→ **RECORDS SUPPLIED**:
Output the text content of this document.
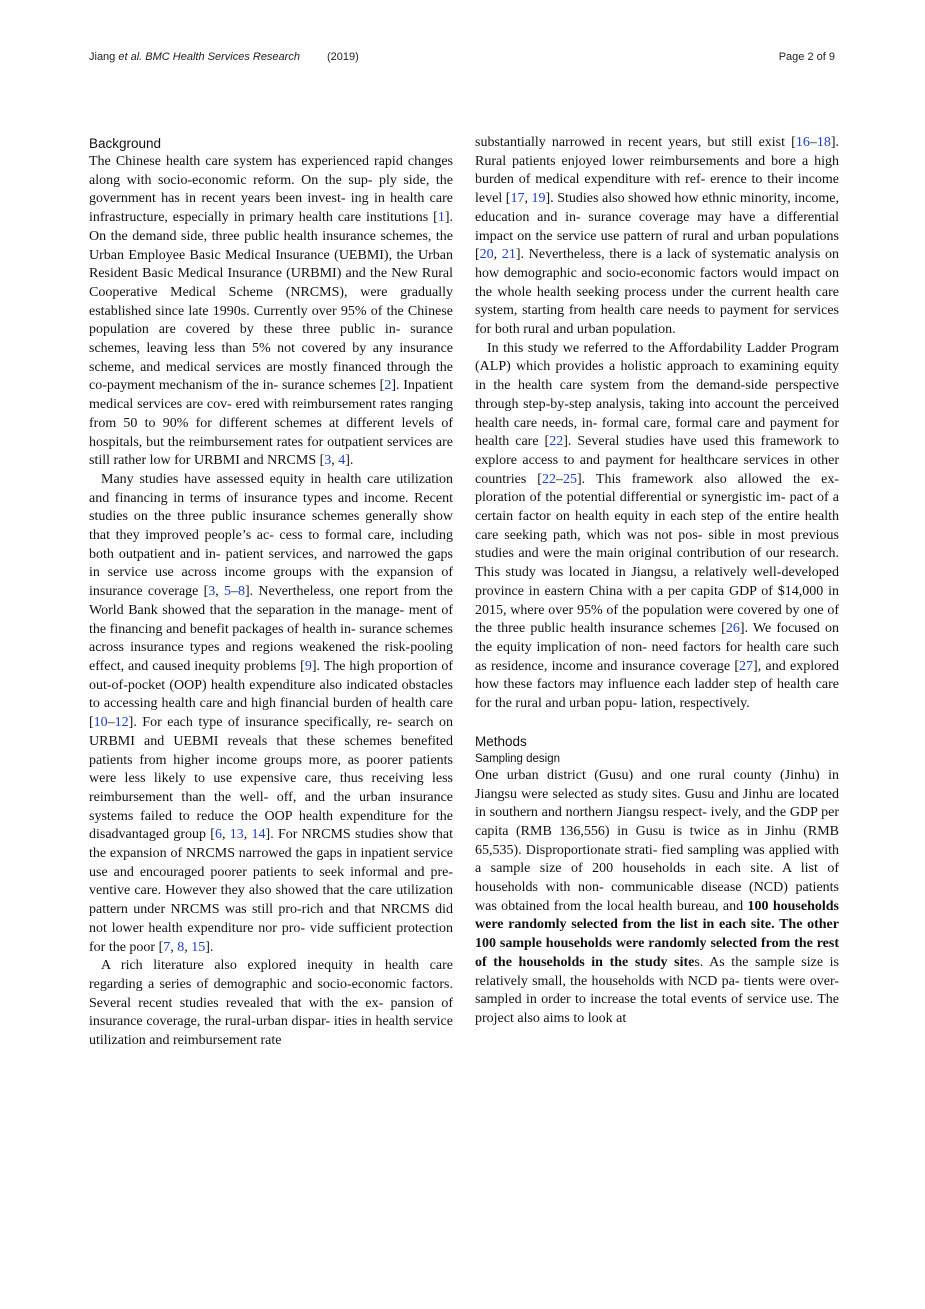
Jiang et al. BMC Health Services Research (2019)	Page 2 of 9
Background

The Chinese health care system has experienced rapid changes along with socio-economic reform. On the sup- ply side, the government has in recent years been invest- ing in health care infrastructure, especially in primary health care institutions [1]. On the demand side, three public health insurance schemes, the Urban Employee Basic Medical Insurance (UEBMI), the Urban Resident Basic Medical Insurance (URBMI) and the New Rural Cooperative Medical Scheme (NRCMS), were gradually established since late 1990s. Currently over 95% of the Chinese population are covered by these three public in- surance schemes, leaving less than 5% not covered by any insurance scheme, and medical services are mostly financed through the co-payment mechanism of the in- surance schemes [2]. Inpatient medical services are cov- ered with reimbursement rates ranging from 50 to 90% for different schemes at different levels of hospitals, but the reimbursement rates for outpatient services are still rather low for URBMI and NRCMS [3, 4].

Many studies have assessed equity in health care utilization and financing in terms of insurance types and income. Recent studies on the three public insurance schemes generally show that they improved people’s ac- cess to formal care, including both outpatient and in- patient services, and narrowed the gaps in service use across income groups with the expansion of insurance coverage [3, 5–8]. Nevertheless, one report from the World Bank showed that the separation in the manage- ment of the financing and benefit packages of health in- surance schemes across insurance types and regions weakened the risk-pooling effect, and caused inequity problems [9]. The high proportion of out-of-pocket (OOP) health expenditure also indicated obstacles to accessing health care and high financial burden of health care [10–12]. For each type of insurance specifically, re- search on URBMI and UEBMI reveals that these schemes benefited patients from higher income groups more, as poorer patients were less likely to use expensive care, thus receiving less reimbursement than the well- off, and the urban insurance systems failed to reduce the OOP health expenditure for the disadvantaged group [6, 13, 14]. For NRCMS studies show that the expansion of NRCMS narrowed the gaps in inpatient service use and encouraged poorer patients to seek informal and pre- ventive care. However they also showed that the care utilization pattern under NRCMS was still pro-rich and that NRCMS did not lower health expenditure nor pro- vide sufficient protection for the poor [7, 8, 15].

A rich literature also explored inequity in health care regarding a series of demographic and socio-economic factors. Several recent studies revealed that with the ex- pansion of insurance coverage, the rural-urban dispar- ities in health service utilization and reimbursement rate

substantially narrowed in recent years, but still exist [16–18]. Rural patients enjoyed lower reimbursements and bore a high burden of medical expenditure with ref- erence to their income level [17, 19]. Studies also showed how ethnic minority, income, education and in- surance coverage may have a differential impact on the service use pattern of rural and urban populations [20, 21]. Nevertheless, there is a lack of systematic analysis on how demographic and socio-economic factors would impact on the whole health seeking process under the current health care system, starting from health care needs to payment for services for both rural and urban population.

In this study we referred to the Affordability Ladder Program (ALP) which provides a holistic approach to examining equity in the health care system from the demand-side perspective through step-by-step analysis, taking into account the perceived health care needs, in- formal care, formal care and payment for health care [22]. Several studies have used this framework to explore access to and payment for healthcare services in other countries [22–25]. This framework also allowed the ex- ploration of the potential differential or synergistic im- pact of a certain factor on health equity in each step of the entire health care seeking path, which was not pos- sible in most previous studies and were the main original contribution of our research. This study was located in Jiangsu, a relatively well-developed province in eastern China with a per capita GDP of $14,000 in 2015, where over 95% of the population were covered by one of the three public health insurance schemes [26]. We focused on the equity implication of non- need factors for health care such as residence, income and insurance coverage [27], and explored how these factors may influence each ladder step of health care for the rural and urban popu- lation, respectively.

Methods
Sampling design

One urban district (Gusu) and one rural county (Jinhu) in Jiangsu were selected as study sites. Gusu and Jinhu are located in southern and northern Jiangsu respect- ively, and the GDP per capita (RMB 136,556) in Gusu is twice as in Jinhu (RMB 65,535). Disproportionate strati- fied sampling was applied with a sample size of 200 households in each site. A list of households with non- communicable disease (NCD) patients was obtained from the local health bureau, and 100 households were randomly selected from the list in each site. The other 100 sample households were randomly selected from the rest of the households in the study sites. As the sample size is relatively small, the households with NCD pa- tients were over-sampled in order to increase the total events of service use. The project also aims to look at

--

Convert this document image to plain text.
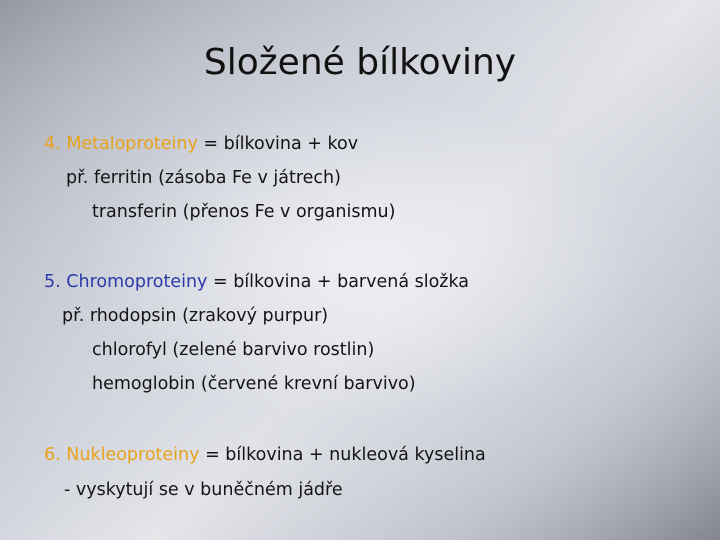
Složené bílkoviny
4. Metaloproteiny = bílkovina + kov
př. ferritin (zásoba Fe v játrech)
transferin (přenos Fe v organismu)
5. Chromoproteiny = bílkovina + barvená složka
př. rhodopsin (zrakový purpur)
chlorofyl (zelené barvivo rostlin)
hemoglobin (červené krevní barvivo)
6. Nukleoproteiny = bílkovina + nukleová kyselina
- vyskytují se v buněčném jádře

→ **PROBLEM REQUIREMENTS**: Show the lines of the listing above with "text".

→ **RESPONSE TO THE EXERCISE**:
Output the text content of this document.
Convert this document image to plain text.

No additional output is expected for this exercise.